---- Available data
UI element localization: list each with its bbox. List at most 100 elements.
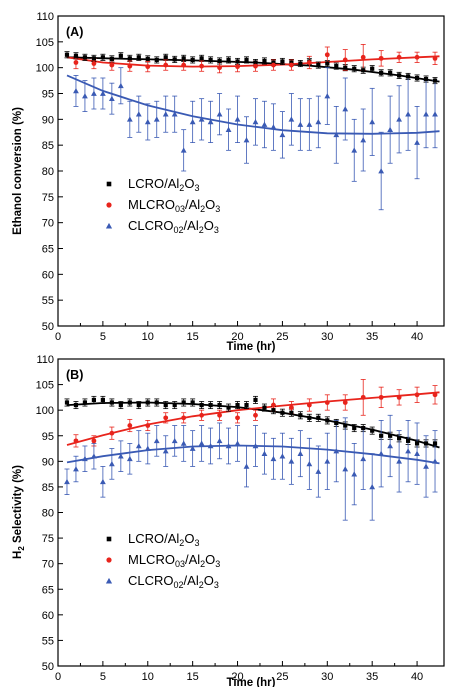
data-point	[370, 66, 375, 71]
fit-line	[66, 444, 440, 465]
data-point	[216, 437, 223, 444]
data-point	[181, 415, 187, 421]
y-tick-label: 75	[42, 533, 54, 545]
data-point	[181, 62, 187, 68]
data-point	[334, 420, 339, 426]
x-tick-label: 20	[231, 331, 243, 343]
data-point	[226, 57, 231, 63]
x-tick-label: 5	[100, 671, 106, 683]
data-point	[243, 137, 250, 143]
data-point	[361, 68, 366, 73]
data-point	[108, 95, 115, 101]
data-point	[261, 121, 268, 127]
fit-line	[66, 391, 440, 446]
data-point	[342, 106, 349, 112]
data-point	[127, 423, 133, 428]
data-point	[82, 55, 88, 60]
data-point	[163, 402, 168, 408]
data-point	[370, 428, 375, 433]
legend: LCRO/Al2O3 MLCRO03/Al2O3 CLCRO02/Al2O3	[105, 531, 220, 590]
x-tick-label: 35	[366, 671, 378, 683]
data-point	[432, 392, 438, 398]
data-point	[144, 119, 151, 125]
data-point	[91, 61, 97, 66]
data-point	[397, 436, 402, 441]
data-points	[64, 52, 438, 174]
data-point	[91, 90, 97, 96]
data-point	[360, 455, 367, 462]
data-point	[162, 448, 169, 454]
data-point	[199, 412, 205, 418]
data-point	[252, 119, 259, 125]
data-point	[162, 111, 169, 117]
x-tick-label: 10	[142, 671, 154, 683]
data-point	[379, 70, 384, 75]
data-point	[145, 64, 151, 70]
x-tick-label: 30	[321, 671, 333, 683]
data-point	[181, 56, 186, 61]
data-point	[243, 463, 250, 469]
y-tick-label: 110	[36, 11, 54, 23]
data-point	[216, 111, 223, 117]
data-points	[64, 392, 438, 490]
data-point	[172, 402, 177, 408]
data-point	[235, 64, 240, 70]
y-tick-label: 105	[36, 380, 54, 392]
y-axis-title: Ethanol conversion (%)	[12, 107, 24, 235]
y-tick-label: 90	[42, 114, 54, 126]
data-point	[163, 415, 169, 421]
data-point	[288, 62, 294, 68]
data-point	[82, 455, 88, 462]
data-point	[199, 63, 205, 69]
data-point	[181, 400, 186, 405]
x-tick-label: 15	[187, 671, 199, 683]
y-tick-label: 80	[42, 508, 54, 520]
data-point	[126, 455, 133, 462]
data-point	[189, 445, 196, 451]
data-point	[217, 58, 222, 64]
data-point	[369, 119, 376, 125]
y-tick-label: 50	[42, 661, 54, 673]
data-point	[297, 121, 304, 127]
data-point	[423, 441, 429, 446]
data-point	[235, 59, 240, 64]
y-tick-label: 90	[42, 456, 54, 468]
data-point	[315, 119, 322, 125]
data-point	[342, 400, 348, 405]
y-axis-title-text: H2 Selectivity (%)	[12, 465, 26, 559]
y-tick-label: 95	[42, 89, 54, 101]
data-point	[64, 400, 70, 405]
data-point	[306, 60, 312, 65]
data-point	[117, 82, 124, 89]
fit-line	[66, 401, 440, 449]
data-point	[144, 445, 151, 451]
data-point	[117, 453, 124, 459]
data-point	[136, 402, 141, 408]
data-point	[145, 423, 151, 428]
data-point	[342, 57, 348, 63]
x-tick-label: 40	[411, 331, 423, 343]
y-tick-label: 110	[36, 354, 54, 366]
data-point	[109, 430, 115, 436]
x-tick-label: 20	[231, 671, 243, 683]
data-point	[316, 62, 321, 68]
data-point	[253, 60, 258, 65]
data-point	[262, 58, 267, 64]
data-point	[432, 441, 438, 446]
data-point	[190, 400, 195, 405]
data-point	[289, 60, 294, 65]
legend-marker	[105, 577, 113, 584]
data-point	[423, 463, 429, 469]
data-point	[316, 415, 321, 420]
data-point	[207, 443, 214, 449]
data-point	[171, 437, 178, 444]
data-point	[334, 64, 339, 69]
data-point	[145, 56, 150, 61]
data-point	[82, 400, 88, 405]
data-point	[361, 425, 366, 431]
x-axis-title: Time (hr)	[227, 341, 276, 353]
data-point	[324, 93, 331, 99]
data-point	[153, 116, 160, 122]
data-point	[198, 116, 205, 122]
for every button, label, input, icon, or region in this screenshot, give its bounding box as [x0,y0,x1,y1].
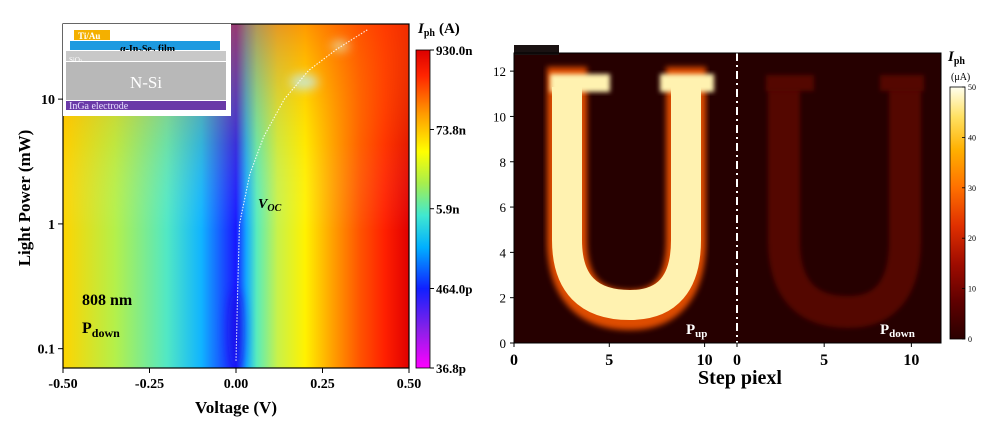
left-colorbar-label: 36.8p [436,361,466,376]
right-colorbar-unit: (μA) [951,72,970,83]
right-colorbar: Iph (μA) 50 40 30 20 10 0 [947,49,976,344]
right-heatmap-field [547,53,924,343]
left-x-tick-label: 0.00 [224,377,249,392]
right-plot-frame [513,52,942,344]
right-x-tick-label: 10 [903,352,919,369]
right-colorbar-label: 50 [968,83,976,92]
n-si-label: N-Si [130,73,162,92]
wavelength-label: 808 nm [82,292,133,309]
device-schematic-inset: Ti/Au α-In2Se3 film SiO2 N-Si InGa elect… [63,24,231,116]
u-pattern-down [766,75,924,329]
right-x-ticks: 0 5 10 0 5 10 [510,343,919,369]
left-x-ticks: -0.50 -0.25 0.00 0.25 0.50 [48,368,421,392]
inga-electrode [66,101,226,110]
u-serif-right-up [660,74,714,92]
left-y-tick-label: 1 [48,218,55,233]
left-x-tick-label: 0.25 [310,377,335,392]
u-serif-right-down [880,75,924,91]
right-x-tick-label: 5 [820,352,828,369]
polarization-label: Pdown [82,320,120,340]
right-y-tick-label: 4 [500,245,507,260]
right-x-tick-label: 0 [733,352,741,369]
left-y-tick-label: 10 [41,93,55,108]
u-serif-left-down [766,75,814,91]
right-colorbar-labels: 50 40 30 20 10 0 [962,83,976,344]
left-heatmap-plot: -0.50 -0.25 0.00 0.25 0.50 0.1 1 10 VOC 808 nm… [15,21,473,417]
left-colorbar-labels: 930.0n 73.8n 5.9n 464.0p 36.8p [430,43,473,376]
right-colorbar-label: 30 [968,184,976,193]
right-x-tick-label: 5 [605,352,613,369]
right-y-tick-label: 10 [493,109,506,124]
left-x-tick-label: -0.25 [135,377,164,392]
right-y-ticks: 0 2 4 6 8 10 12 [493,64,514,351]
voc-label: VOC [258,197,282,214]
voc-curve [235,29,368,361]
right-y-tick-label: 8 [500,155,507,170]
left-colorbar-label: 930.0n [436,43,473,58]
right-colorbar-label: 0 [968,335,972,344]
u-pattern-up [547,67,714,331]
right-colorbar-gradient [949,86,966,340]
in2se3-film-layer [70,41,220,50]
ti-au-label: Ti/Au [78,31,100,41]
right-x-tick-label: 0 [510,352,518,369]
left-colorbar-label: 464.0p [436,281,472,296]
inga-label: InGa electrode [69,101,129,112]
left-colorbar-label: 5.9n [436,202,460,217]
ti-au-contact [74,30,110,40]
sio2-layer [66,51,226,61]
left-y-ticks: 0.1 1 10 [38,93,63,358]
right-y-tick-label: 2 [500,291,507,306]
left-x-axis-title: Voltage (V) [195,398,277,417]
right-y-tick-label: 6 [500,200,507,215]
right-colorbar-label: 40 [968,133,976,142]
left-colorbar-title: Iph (A) [417,21,460,39]
right-x-tick-label: 10 [697,352,713,369]
right-x-axis-title: Step piexl [698,367,782,389]
left-colorbar: Iph (A) 930.0n 73.8n 5.9n 464.0p 36.8p [415,21,473,376]
left-colorbar-gradient [415,49,431,369]
right-colorbar-label: 10 [968,285,976,294]
panel-label-down: Pdown [880,322,915,340]
left-x-tick-label: 0.50 [397,377,422,392]
right-colorbar-title: Iph [947,49,965,67]
left-x-tick-label: -0.50 [48,377,77,392]
right-y-tick-label: 12 [493,64,506,79]
left-y-axis-title: Light Power (mW) [15,130,34,267]
right-y-tick-label: 0 [500,336,507,351]
n-si-substrate [66,62,226,100]
right-plot-corner-patch [514,45,559,55]
right-colorbar-label: 20 [968,234,976,243]
panel-label-up: Pup [686,322,707,340]
u-serif-left-up [550,74,610,92]
left-colorbar-label: 73.8n [436,122,467,137]
left-y-tick-label: 0.1 [38,343,56,358]
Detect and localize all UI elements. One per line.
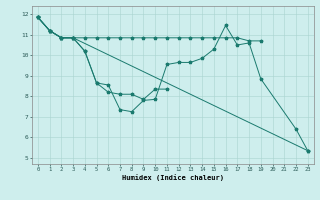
X-axis label: Humidex (Indice chaleur): Humidex (Indice chaleur) <box>122 174 224 181</box>
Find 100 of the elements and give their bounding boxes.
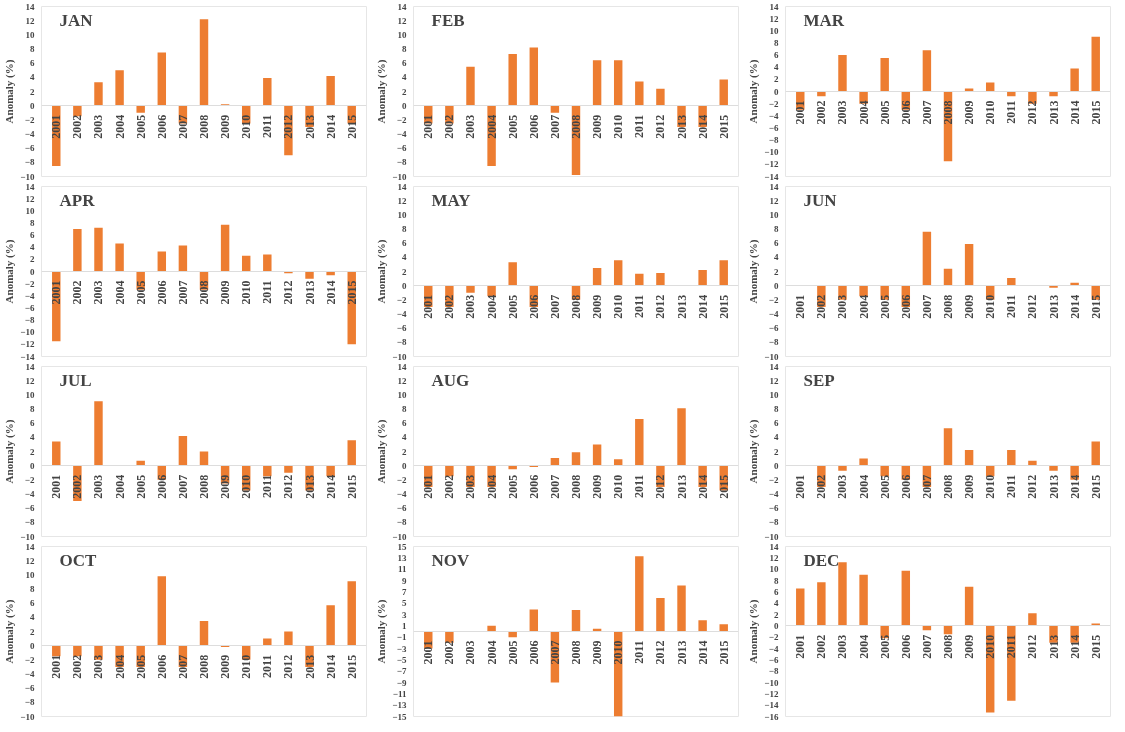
y-tick-label: −4 [768,489,779,499]
y-tick-label: 14 [769,361,779,372]
y-tick-label: 0 [402,100,407,111]
y-tick-label: −2 [24,278,35,289]
x-tick-label: 2006 [526,294,541,319]
x-tick-label: 2008 [941,294,955,319]
x-tick-label: 2001 [793,634,808,659]
chart-title: DEC [803,550,840,570]
x-tick-label: 2002 [442,294,457,319]
x-tick-label: 2009 [962,100,977,125]
y-tick-label: −10 [392,171,407,182]
y-tick-label: −2 [24,654,35,665]
x-tick-label: 2008 [197,654,211,679]
y-tick-label: 2 [402,446,407,457]
x-tick-label: 2002 [70,280,85,305]
y-tick-label: 4 [774,432,779,443]
y-tick-label: 6 [30,58,35,69]
x-tick-label: 2007 [919,100,934,125]
y-tick-label: −14 [764,700,779,711]
x-tick-label: 2002 [70,474,85,499]
y-tick-label: 6 [402,238,407,249]
y-tick-label: −7 [396,666,407,677]
x-tick-label: 2003 [91,280,106,305]
x-tick-label: 2013 [674,114,689,139]
x-tick-label: 2011 [632,640,647,664]
x-tick-label: 2008 [941,474,955,499]
x-tick-label: 2001 [49,474,64,499]
x-tick-label: 2010 [239,654,254,679]
x-tick-label: 2012 [1025,100,1040,125]
y-tick-label: −2 [768,474,779,485]
x-tick-label: 2014 [695,294,710,319]
x-tick-label: 2011 [1004,100,1019,124]
y-tick-label: 2 [774,266,779,277]
x-tick-label: 2004 [112,280,127,305]
x-tick-label: 2010 [239,280,254,305]
x-tick-label: 2013 [674,294,689,319]
y-tick-label: 10 [25,29,35,40]
y-tick-label: 8 [774,37,779,48]
y-tick-label: −8 [768,517,779,528]
x-tick-label: 2001 [793,100,808,125]
x-tick-label: 2005 [505,474,520,499]
y-tick-label: 12 [769,375,779,386]
x-tick-label: 2005 [505,640,520,665]
x-tick-label: 2015 [716,114,731,139]
y-tick-label: 6 [402,58,407,69]
y-tick-label: 12 [397,195,407,206]
y-axis-title: Anomaly (%) [3,599,17,664]
x-tick-label: 2003 [91,474,106,499]
y-tick-label: 8 [30,404,35,414]
x-tick-label: 2007 [919,634,934,659]
x-tick-label: 2008 [569,114,583,139]
x-tick-label: 2005 [877,634,892,659]
x-tick-label: 2001 [49,654,64,679]
y-tick-label: 9 [402,575,407,586]
y-tick-label: 6 [774,418,779,429]
x-tick-label: 2007 [175,474,190,499]
x-tick-label: 2015 [716,640,731,665]
x-tick-label: 2006 [154,474,169,499]
y-tick-label: −1 [396,632,407,643]
y-tick-label: −11 [392,688,407,699]
x-tick-label: 2012 [653,114,668,139]
y-axis-title: Anomaly (%) [375,239,389,304]
y-tick-label: 6 [30,598,35,609]
y-tick-label: 10 [397,29,407,40]
y-tick-label: 14 [397,361,407,372]
x-tick-label: 2009 [218,280,233,305]
x-tick-label: 2002 [442,474,457,499]
x-tick-label: 2009 [590,294,605,319]
y-tick-label: −5 [396,654,407,665]
y-tick-label: −8 [768,337,779,348]
x-tick-label: 2013 [674,474,689,499]
x-tick-label: 2012 [1025,634,1040,659]
x-tick-label: 2014 [323,654,338,679]
y-tick-label: −16 [764,711,779,722]
x-tick-label: 2003 [835,100,850,125]
y-tick-label: 2 [30,254,35,265]
y-tick-label: −12 [764,159,779,170]
x-tick-label: 2015 [344,280,359,305]
y-tick-label: 14 [397,181,407,192]
chart-title: AUG [431,370,470,390]
x-tick-label: 2012 [281,654,296,679]
y-tick-label: −6 [396,323,407,334]
x-tick-label: 2006 [898,294,913,319]
x-tick-label: 2011 [632,114,647,138]
y-tick-label: 14 [397,1,407,12]
x-tick-label: 2012 [281,474,296,499]
y-tick-label: −6 [24,683,35,694]
x-tick-label: 2005 [133,114,148,139]
x-tick-label: 2010 [611,640,626,665]
y-tick-label: 2 [30,626,35,637]
y-tick-label: 12 [769,13,779,24]
y-tick-label: −4 [396,309,407,319]
x-tick-label: 2004 [112,654,127,679]
y-tick-label: −4 [768,643,779,654]
y-tick-label: −6 [768,503,779,514]
y-tick-label: 2 [774,609,779,620]
x-tick-label: 2004 [856,634,871,659]
x-tick-label: 2006 [526,640,541,665]
x-tick-label: 2005 [877,294,892,319]
y-tick-label: −2 [396,294,407,305]
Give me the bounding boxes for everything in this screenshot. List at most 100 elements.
--------
■ Brief ■
Rewrite the data from the line containing "66, 375, 71]" up to and including the line containing "57, 231, 63]", replacing "fit-line" with "trend-line" and leaving everything else unchanged. Return only those lines.

■ Solution to this task ■
data-point	[370, 66, 375, 71]
trend-line	[66, 444, 440, 465]
data-point	[216, 437, 223, 444]
data-point	[181, 415, 187, 421]
y-tick-label: 75	[42, 533, 54, 545]
data-point	[181, 62, 187, 68]
data-point	[334, 420, 339, 426]
x-tick-label: 20	[231, 331, 243, 343]
data-point	[226, 57, 231, 63]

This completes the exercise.